- **Record set**:
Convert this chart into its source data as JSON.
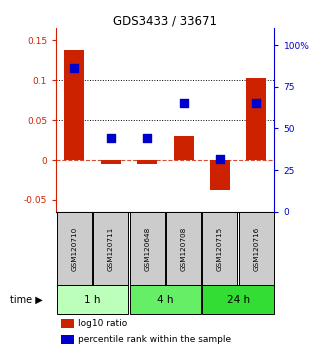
{
  "title": "GDS3433 / 33671",
  "samples": [
    "GSM120710",
    "GSM120711",
    "GSM120648",
    "GSM120708",
    "GSM120715",
    "GSM120716"
  ],
  "log10_ratio": [
    0.138,
    -0.005,
    -0.005,
    0.03,
    -0.038,
    0.103
  ],
  "percentile_rank": [
    86,
    44,
    44,
    65,
    32,
    65
  ],
  "bar_color": "#cc2200",
  "dot_color": "#0000cc",
  "ylim_left": [
    -0.065,
    0.165
  ],
  "ylim_right": [
    0,
    110
  ],
  "yticks_left": [
    -0.05,
    0,
    0.05,
    0.1,
    0.15
  ],
  "yticks_left_labels": [
    "-0.05",
    "0",
    "0.05",
    "0.1",
    "0.15"
  ],
  "yticks_right": [
    0,
    25,
    50,
    75,
    100
  ],
  "yticks_right_labels": [
    "0",
    "25",
    "50",
    "75",
    "100%"
  ],
  "hline_y": [
    0.05,
    0.1
  ],
  "group_colors": [
    "#bbffbb",
    "#66ee66",
    "#33dd33"
  ],
  "group_labels": [
    "1 h",
    "4 h",
    "24 h"
  ],
  "group_ranges": [
    [
      0,
      1
    ],
    [
      2,
      3
    ],
    [
      4,
      5
    ]
  ],
  "sample_box_color": "#cccccc",
  "bar_width": 0.55,
  "dot_size": 28
}
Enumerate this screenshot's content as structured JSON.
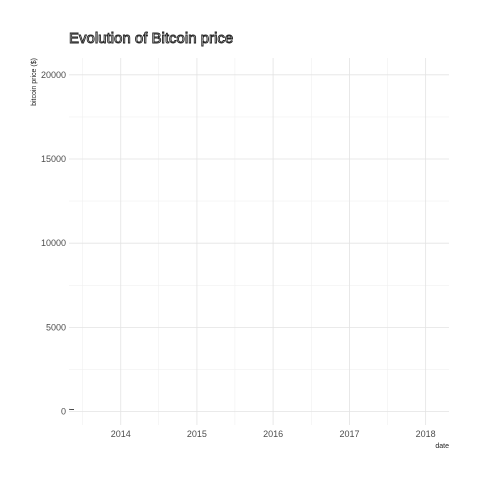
{
  "chart_data": {
    "type": "line",
    "title": "Evolution of Bitcoin price",
    "xlabel": "date",
    "ylabel": "bitcoin price ($)",
    "x_ticks": [
      "2014",
      "2015",
      "2016",
      "2017",
      "2018"
    ],
    "y_ticks": [
      0,
      5000,
      10000,
      15000,
      20000
    ],
    "xlim": [
      "2013-04-28",
      "2018-04-23"
    ],
    "ylim": [
      -800,
      21000
    ],
    "grid": true,
    "legend": "none",
    "series": [
      {
        "x": [
          "2013-04-28",
          "2013-05-10",
          "2013-05-22"
        ],
        "values": [
          135,
          118,
          125
        ]
      }
    ],
    "colors": {
      "line": "#333333",
      "grid_major": "#e3e3e3",
      "grid_minor": "#f0f0f0",
      "text": "#4d4d4d"
    }
  }
}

- **Set task**: From the records given above, reproduce all text exactly and exclude each picture.

- **Answer below**:
Convert this chart into its source data as JSON.
{
  "title": "GDS3433 / 33671",
  "samples": [
    "GSM120710",
    "GSM120711",
    "GSM120648",
    "GSM120708",
    "GSM120715",
    "GSM120716"
  ],
  "log10_ratio": [
    0.138,
    -0.005,
    -0.005,
    0.03,
    -0.038,
    0.103
  ],
  "percentile_rank": [
    86,
    44,
    44,
    65,
    32,
    65
  ],
  "bar_color": "#cc2200",
  "dot_color": "#0000cc",
  "ylim_left": [
    -0.065,
    0.165
  ],
  "ylim_right": [
    0,
    110
  ],
  "yticks_left": [
    -0.05,
    0,
    0.05,
    0.1,
    0.15
  ],
  "yticks_left_labels": [
    "-0.05",
    "0",
    "0.05",
    "0.1",
    "0.15"
  ],
  "yticks_right": [
    0,
    25,
    50,
    75,
    100
  ],
  "yticks_right_labels": [
    "0",
    "25",
    "50",
    "75",
    "100%"
  ],
  "hline_y": [
    0.05,
    0.1
  ],
  "group_colors": [
    "#bbffbb",
    "#66ee66",
    "#33dd33"
  ],
  "group_labels": [
    "1 h",
    "4 h",
    "24 h"
  ],
  "group_ranges": [
    [
      0,
      1
    ],
    [
      2,
      3
    ],
    [
      4,
      5
    ]
  ],
  "sample_box_color": "#cccccc",
  "bar_width": 0.55,
  "dot_size": 28
}
Enumerate this screenshot's content as structured JSON.
{
  "chart_data": {
    "type": "line",
    "title": "Evolution of Bitcoin price",
    "xlabel": "date",
    "ylabel": "bitcoin price ($)",
    "x_ticks": [
      "2014",
      "2015",
      "2016",
      "2017",
      "2018"
    ],
    "y_ticks": [
      0,
      5000,
      10000,
      15000,
      20000
    ],
    "xlim": [
      "2013-04-28",
      "2018-04-23"
    ],
    "ylim": [
      -800,
      21000
    ],
    "grid": true,
    "legend": "none",
    "series": [
      {
        "x": [
          "2013-04-28",
          "2013-05-10",
          "2013-05-22"
        ],
        "values": [
          135,
          118,
          125
        ]
      }
    ],
    "colors": {
      "line": "#333333",
      "grid_major": "#e3e3e3",
      "grid_minor": "#f0f0f0",
      "text": "#4d4d4d"
    }
  }
}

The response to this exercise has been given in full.